-- START OF Supplied information --
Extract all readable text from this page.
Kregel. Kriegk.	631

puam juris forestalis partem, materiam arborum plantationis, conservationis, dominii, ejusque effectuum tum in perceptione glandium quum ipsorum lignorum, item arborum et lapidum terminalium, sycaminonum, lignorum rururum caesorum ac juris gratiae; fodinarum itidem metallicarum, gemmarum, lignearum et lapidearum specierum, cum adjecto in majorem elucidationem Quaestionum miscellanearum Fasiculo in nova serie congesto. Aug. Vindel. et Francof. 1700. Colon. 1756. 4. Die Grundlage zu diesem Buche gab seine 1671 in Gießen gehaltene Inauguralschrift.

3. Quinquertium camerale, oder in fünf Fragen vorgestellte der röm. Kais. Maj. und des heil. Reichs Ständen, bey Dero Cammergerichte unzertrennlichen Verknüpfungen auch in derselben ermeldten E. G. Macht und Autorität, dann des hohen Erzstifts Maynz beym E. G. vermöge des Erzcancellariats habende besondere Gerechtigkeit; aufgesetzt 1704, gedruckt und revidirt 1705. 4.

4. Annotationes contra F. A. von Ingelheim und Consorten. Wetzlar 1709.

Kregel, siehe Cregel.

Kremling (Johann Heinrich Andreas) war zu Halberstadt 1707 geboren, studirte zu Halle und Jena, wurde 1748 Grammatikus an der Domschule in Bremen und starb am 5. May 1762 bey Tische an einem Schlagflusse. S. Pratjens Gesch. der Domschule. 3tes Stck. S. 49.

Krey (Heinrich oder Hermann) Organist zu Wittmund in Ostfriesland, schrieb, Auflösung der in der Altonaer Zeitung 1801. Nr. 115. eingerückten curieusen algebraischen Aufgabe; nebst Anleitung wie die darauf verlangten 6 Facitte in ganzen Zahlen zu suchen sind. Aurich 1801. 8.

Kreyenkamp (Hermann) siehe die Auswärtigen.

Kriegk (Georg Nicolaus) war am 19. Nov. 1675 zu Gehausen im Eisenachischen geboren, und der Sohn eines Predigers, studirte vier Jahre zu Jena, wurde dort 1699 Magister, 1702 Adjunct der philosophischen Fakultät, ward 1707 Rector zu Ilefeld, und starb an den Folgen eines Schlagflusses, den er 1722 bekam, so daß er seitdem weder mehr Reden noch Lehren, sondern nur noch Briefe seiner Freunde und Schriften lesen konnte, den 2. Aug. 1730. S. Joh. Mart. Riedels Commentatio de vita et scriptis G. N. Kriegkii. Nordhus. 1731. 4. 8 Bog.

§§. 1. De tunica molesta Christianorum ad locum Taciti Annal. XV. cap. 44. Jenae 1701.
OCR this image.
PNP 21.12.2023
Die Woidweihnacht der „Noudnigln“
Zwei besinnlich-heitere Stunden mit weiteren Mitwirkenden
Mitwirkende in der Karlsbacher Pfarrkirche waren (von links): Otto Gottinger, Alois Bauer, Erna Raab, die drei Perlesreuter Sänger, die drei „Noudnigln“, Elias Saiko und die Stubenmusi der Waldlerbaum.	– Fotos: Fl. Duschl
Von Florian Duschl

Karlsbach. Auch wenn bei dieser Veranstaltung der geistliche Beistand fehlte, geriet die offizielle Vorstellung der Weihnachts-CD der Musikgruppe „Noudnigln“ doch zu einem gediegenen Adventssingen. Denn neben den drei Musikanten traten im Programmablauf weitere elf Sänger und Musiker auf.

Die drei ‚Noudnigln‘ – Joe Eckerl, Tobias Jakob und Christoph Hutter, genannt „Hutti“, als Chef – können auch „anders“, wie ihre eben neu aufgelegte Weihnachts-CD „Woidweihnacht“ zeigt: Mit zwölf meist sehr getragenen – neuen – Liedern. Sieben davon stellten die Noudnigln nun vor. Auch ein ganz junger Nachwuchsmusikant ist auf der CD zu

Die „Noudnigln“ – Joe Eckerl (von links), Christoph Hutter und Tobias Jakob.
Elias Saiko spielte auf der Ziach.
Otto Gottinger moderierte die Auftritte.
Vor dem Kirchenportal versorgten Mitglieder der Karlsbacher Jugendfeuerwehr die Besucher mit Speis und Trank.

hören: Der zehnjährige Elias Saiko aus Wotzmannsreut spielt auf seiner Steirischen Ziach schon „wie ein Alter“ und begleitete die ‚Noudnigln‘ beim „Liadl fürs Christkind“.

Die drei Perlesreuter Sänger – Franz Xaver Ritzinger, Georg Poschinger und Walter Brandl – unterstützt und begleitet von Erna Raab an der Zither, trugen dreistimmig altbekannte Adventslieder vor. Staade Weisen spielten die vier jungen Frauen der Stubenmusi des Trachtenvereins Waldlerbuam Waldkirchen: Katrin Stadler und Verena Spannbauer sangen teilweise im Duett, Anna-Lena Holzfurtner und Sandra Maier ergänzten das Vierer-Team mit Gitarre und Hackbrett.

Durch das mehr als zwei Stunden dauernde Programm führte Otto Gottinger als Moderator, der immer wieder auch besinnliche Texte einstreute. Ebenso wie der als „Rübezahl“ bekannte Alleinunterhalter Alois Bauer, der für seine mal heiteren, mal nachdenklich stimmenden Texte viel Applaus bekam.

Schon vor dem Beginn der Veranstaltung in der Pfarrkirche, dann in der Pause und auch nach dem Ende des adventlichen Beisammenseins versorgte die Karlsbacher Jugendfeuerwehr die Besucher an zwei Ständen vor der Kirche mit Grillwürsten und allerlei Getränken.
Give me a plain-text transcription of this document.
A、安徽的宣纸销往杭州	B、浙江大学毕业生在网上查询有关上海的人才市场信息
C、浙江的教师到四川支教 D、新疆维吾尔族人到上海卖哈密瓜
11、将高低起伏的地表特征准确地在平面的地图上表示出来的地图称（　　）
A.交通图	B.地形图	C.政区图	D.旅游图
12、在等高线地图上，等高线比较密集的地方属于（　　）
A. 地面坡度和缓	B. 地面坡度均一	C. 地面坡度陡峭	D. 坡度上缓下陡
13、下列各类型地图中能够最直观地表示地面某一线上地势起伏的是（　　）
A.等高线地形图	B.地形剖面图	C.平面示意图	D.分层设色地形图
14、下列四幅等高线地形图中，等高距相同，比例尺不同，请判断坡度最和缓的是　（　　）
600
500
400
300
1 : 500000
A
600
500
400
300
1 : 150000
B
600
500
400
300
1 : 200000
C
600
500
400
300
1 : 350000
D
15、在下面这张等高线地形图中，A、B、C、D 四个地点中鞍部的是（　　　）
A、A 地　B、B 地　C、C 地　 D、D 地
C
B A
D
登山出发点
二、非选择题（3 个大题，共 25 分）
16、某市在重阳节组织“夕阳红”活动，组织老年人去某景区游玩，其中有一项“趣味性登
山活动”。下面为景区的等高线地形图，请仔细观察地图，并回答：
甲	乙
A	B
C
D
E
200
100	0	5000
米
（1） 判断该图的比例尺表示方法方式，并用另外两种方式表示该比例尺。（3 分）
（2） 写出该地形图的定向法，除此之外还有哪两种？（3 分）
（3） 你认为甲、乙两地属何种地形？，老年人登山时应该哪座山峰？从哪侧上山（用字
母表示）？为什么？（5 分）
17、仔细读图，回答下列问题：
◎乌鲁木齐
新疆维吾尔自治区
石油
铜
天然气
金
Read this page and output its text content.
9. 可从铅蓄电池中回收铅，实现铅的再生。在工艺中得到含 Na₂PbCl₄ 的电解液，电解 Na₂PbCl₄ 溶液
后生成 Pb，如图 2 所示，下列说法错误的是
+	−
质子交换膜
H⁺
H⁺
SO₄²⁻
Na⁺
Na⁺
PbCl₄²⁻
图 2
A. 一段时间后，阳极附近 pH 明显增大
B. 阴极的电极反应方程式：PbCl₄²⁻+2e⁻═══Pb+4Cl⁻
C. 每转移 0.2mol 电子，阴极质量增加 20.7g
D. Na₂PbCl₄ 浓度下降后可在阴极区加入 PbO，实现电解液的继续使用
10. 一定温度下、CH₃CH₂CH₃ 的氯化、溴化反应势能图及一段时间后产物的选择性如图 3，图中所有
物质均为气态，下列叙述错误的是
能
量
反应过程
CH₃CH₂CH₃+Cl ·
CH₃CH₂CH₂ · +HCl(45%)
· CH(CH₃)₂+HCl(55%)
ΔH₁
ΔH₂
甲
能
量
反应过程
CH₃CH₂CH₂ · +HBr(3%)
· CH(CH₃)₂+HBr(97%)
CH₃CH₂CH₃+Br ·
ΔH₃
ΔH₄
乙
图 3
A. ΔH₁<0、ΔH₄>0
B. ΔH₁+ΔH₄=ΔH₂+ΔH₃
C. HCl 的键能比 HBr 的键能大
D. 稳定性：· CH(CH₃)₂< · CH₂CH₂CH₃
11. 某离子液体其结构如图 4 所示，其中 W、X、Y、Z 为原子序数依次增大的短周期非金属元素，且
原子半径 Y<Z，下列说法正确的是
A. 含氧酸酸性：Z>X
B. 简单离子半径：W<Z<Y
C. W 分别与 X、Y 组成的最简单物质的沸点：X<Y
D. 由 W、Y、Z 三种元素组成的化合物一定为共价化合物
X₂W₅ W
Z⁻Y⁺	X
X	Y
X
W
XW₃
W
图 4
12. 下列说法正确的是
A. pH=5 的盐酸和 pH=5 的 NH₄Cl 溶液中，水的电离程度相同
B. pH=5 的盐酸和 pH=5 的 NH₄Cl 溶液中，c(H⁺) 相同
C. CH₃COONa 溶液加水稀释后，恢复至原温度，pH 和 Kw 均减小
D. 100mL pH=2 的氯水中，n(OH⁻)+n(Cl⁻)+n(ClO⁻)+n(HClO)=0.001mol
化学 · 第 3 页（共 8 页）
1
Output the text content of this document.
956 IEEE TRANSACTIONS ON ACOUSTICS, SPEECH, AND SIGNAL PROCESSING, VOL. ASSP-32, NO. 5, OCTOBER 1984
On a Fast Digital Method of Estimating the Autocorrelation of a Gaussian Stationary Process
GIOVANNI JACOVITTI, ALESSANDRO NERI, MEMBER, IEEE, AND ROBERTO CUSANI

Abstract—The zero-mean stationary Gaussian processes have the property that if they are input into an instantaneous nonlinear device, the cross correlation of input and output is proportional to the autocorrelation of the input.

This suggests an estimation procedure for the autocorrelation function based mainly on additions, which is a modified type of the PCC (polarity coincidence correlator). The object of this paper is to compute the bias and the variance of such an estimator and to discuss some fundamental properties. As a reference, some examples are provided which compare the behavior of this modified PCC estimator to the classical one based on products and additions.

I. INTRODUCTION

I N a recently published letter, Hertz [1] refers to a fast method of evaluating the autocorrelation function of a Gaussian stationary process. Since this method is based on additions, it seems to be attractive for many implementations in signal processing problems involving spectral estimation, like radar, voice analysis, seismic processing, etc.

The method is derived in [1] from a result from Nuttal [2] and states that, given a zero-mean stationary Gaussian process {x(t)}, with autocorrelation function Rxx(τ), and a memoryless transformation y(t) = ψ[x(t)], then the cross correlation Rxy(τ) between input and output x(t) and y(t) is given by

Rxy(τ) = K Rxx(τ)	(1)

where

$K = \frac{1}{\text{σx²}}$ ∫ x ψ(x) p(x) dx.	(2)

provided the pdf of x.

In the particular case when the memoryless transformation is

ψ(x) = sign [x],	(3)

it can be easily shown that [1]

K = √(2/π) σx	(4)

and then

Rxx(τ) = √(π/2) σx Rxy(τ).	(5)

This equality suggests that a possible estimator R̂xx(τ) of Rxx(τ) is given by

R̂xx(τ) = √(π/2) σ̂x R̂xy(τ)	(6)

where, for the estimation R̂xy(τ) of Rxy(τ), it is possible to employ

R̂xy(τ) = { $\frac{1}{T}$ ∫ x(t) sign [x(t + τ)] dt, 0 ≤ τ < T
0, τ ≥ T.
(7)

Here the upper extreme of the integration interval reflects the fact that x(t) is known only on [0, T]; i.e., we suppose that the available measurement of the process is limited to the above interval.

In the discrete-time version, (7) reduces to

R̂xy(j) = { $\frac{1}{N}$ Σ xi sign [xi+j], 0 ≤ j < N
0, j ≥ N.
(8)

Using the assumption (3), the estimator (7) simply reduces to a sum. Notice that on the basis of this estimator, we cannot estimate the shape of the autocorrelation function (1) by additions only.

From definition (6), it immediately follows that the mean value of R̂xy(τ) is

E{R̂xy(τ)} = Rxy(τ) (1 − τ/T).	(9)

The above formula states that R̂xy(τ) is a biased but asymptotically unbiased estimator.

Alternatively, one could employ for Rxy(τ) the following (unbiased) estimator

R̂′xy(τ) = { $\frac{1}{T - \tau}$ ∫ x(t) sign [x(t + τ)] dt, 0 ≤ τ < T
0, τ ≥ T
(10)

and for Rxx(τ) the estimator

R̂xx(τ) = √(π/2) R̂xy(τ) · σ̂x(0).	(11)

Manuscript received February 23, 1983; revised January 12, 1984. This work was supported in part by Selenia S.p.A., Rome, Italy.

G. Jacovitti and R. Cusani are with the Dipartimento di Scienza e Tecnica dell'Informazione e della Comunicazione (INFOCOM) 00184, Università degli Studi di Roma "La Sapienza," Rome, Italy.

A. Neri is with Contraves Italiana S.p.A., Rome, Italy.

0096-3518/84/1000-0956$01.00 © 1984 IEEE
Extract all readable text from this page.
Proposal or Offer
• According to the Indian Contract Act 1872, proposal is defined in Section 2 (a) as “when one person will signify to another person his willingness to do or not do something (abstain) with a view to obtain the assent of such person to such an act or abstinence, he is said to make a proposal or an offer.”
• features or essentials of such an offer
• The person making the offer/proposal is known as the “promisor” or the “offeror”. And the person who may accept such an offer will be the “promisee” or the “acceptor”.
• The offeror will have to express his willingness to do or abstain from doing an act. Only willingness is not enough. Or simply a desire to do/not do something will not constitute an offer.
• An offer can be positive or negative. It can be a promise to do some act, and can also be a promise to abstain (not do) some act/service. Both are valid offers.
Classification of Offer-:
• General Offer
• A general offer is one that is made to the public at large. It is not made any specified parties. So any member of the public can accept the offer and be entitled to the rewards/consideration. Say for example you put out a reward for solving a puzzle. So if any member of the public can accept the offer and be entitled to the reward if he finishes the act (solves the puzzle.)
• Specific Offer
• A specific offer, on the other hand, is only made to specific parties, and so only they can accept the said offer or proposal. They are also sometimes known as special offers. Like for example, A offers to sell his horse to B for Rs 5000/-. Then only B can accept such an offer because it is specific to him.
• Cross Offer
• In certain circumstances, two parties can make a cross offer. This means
-- END OF Supplied information --
* To do
Find the word "possible" and list each line it appears in.

* Answer to the problem
This equality suggests that a possible estimator R̂xx(τ) of Rxx(τ) is given by
where, for the estimation R̂xy(τ) of Rxy(τ), it is possible to employ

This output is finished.